*Given exercise:* Output every record word for word.

*Rows:*
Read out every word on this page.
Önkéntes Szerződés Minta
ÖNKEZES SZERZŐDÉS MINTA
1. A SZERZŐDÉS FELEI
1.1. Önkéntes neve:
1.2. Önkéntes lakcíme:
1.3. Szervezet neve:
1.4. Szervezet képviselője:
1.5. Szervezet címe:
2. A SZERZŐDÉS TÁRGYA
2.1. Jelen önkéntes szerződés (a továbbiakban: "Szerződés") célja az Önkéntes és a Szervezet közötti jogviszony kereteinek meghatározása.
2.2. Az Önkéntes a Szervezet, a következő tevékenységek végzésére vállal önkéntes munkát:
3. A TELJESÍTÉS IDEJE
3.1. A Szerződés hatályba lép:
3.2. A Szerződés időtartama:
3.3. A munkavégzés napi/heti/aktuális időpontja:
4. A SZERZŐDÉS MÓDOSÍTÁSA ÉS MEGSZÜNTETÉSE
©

*Result of this task:*
Read out every word on this page.
Önkéntes Szerződés Minta
ÖNKEZES SZERZŐDÉS MINTA
1. A SZERZŐDÉS FELEI
1.1. Önkéntes neve:
1.2. Önkéntes lakcíme:
1.3. Szervezet neve:
1.4. Szervezet képviselője:
1.5. Szervezet címe:
2. A SZERZŐDÉS TÁRGYA
2.1. Jelen önkéntes szerződés (a továbbiakban: "Szerződés") célja az Önkéntes és a Szervezet közötti jogviszony kereteinek meghatározása.
2.2. Az Önkéntes a Szervezet, a következő tevékenységek végzésére vállal önkéntes munkát:
3. A TELJESÍTÉS IDEJE
3.1. A Szerződés hatályba lép:
3.2. A Szerződés időtartama:
3.3. A munkavégzés napi/heti/aktuális időpontja:
4. A SZERZŐDÉS MÓDOSÍTÁSA ÉS MEGSZÜNTETÉSE
©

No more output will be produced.